- [PROVIDED RECORDS]:

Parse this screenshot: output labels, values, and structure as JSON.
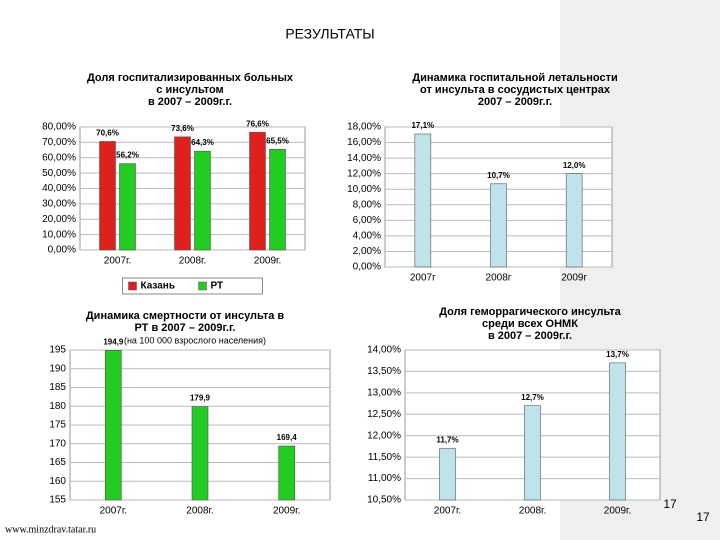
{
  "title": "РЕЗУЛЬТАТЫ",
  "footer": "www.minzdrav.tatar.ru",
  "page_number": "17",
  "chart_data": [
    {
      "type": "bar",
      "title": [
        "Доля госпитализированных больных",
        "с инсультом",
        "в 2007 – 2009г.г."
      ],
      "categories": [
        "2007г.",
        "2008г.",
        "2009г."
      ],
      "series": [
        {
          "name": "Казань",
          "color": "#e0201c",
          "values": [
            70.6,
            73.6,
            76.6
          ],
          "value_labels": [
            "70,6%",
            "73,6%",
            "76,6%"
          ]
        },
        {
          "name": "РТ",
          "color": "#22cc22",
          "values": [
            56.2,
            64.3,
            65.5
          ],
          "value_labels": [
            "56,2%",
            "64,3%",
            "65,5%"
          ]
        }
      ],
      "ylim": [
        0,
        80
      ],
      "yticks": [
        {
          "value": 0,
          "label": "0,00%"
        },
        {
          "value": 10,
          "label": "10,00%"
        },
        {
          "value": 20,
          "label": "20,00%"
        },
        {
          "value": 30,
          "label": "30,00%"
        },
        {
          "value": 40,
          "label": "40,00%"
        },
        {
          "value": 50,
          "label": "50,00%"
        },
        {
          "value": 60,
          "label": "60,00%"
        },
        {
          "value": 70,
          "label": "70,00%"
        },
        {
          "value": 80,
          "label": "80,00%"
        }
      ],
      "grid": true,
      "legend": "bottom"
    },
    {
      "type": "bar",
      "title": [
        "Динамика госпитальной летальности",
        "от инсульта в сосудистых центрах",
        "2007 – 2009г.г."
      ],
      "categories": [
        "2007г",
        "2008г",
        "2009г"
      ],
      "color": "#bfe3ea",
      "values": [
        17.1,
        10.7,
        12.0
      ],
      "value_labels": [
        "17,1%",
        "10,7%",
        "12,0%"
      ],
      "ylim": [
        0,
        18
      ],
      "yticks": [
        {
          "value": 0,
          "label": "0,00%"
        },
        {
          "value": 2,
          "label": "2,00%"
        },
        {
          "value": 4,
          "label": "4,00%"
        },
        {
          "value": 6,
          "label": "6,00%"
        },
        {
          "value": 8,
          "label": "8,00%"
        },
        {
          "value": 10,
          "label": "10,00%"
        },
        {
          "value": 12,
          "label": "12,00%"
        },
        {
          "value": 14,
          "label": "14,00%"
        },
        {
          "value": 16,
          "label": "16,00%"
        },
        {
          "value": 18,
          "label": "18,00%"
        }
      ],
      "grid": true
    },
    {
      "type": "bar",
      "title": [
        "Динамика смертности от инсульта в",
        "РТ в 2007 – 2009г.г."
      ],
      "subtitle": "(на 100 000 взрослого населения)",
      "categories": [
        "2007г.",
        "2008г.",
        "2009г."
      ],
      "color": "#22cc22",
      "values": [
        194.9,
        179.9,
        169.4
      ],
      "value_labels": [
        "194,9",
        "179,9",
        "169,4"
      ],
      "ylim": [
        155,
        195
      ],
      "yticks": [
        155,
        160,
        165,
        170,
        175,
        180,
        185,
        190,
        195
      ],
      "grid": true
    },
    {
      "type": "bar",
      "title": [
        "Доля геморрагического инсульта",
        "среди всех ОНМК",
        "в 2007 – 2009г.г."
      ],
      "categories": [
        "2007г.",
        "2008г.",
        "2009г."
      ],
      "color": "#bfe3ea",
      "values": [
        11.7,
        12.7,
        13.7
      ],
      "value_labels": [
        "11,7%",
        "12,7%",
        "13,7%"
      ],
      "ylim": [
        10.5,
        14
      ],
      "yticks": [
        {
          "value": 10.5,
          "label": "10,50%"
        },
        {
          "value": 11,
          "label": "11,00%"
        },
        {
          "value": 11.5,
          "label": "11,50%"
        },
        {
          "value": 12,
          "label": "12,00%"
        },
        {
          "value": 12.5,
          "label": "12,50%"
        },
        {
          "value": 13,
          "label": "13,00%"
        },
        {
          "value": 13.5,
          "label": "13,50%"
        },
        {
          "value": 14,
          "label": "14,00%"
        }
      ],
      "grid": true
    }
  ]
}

- [WHAT TO PRODUCE]:
Replicate the material above verbatim; images stay out of the copy.

- [OUTPUT]:
Parse this screenshot: output labels, values, and structure as JSON.
{
  "title": "РЕЗУЛЬТАТЫ",
  "footer": "www.minzdrav.tatar.ru",
  "page_number": "17",
  "chart_data": [
    {
      "type": "bar",
      "title": [
        "Доля госпитализированных больных",
        "с инсультом",
        "в 2007 – 2009г.г."
      ],
      "categories": [
        "2007г.",
        "2008г.",
        "2009г."
      ],
      "series": [
        {
          "name": "Казань",
          "color": "#e0201c",
          "values": [
            70.6,
            73.6,
            76.6
          ],
          "value_labels": [
            "70,6%",
            "73,6%",
            "76,6%"
          ]
        },
        {
          "name": "РТ",
          "color": "#22cc22",
          "values": [
            56.2,
            64.3,
            65.5
          ],
          "value_labels": [
            "56,2%",
            "64,3%",
            "65,5%"
          ]
        }
      ],
      "ylim": [
        0,
        80
      ],
      "yticks": [
        {
          "value": 0,
          "label": "0,00%"
        },
        {
          "value": 10,
          "label": "10,00%"
        },
        {
          "value": 20,
          "label": "20,00%"
        },
        {
          "value": 30,
          "label": "30,00%"
        },
        {
          "value": 40,
          "label": "40,00%"
        },
        {
          "value": 50,
          "label": "50,00%"
        },
        {
          "value": 60,
          "label": "60,00%"
        },
        {
          "value": 70,
          "label": "70,00%"
        },
        {
          "value": 80,
          "label": "80,00%"
        }
      ],
      "grid": true,
      "legend": "bottom"
    },
    {
      "type": "bar",
      "title": [
        "Динамика госпитальной летальности",
        "от инсульта в сосудистых центрах",
        "2007 – 2009г.г."
      ],
      "categories": [
        "2007г",
        "2008г",
        "2009г"
      ],
      "color": "#bfe3ea",
      "values": [
        17.1,
        10.7,
        12.0
      ],
      "value_labels": [
        "17,1%",
        "10,7%",
        "12,0%"
      ],
      "ylim": [
        0,
        18
      ],
      "yticks": [
        {
          "value": 0,
          "label": "0,00%"
        },
        {
          "value": 2,
          "label": "2,00%"
        },
        {
          "value": 4,
          "label": "4,00%"
        },
        {
          "value": 6,
          "label": "6,00%"
        },
        {
          "value": 8,
          "label": "8,00%"
        },
        {
          "value": 10,
          "label": "10,00%"
        },
        {
          "value": 12,
          "label": "12,00%"
        },
        {
          "value": 14,
          "label": "14,00%"
        },
        {
          "value": 16,
          "label": "16,00%"
        },
        {
          "value": 18,
          "label": "18,00%"
        }
      ],
      "grid": true
    },
    {
      "type": "bar",
      "title": [
        "Динамика смертности от инсульта в",
        "РТ в 2007 – 2009г.г."
      ],
      "subtitle": "(на 100 000 взрослого населения)",
      "categories": [
        "2007г.",
        "2008г.",
        "2009г."
      ],
      "color": "#22cc22",
      "values": [
        194.9,
        179.9,
        169.4
      ],
      "value_labels": [
        "194,9",
        "179,9",
        "169,4"
      ],
      "ylim": [
        155,
        195
      ],
      "yticks": [
        155,
        160,
        165,
        170,
        175,
        180,
        185,
        190,
        195
      ],
      "grid": true
    },
    {
      "type": "bar",
      "title": [
        "Доля геморрагического инсульта",
        "среди всех ОНМК",
        "в 2007 – 2009г.г."
      ],
      "categories": [
        "2007г.",
        "2008г.",
        "2009г."
      ],
      "color": "#bfe3ea",
      "values": [
        11.7,
        12.7,
        13.7
      ],
      "value_labels": [
        "11,7%",
        "12,7%",
        "13,7%"
      ],
      "ylim": [
        10.5,
        14
      ],
      "yticks": [
        {
          "value": 10.5,
          "label": "10,50%"
        },
        {
          "value": 11,
          "label": "11,00%"
        },
        {
          "value": 11.5,
          "label": "11,50%"
        },
        {
          "value": 12,
          "label": "12,00%"
        },
        {
          "value": 12.5,
          "label": "12,50%"
        },
        {
          "value": 13,
          "label": "13,00%"
        },
        {
          "value": 13.5,
          "label": "13,50%"
        },
        {
          "value": 14,
          "label": "14,00%"
        }
      ],
      "grid": true
    }
  ]
}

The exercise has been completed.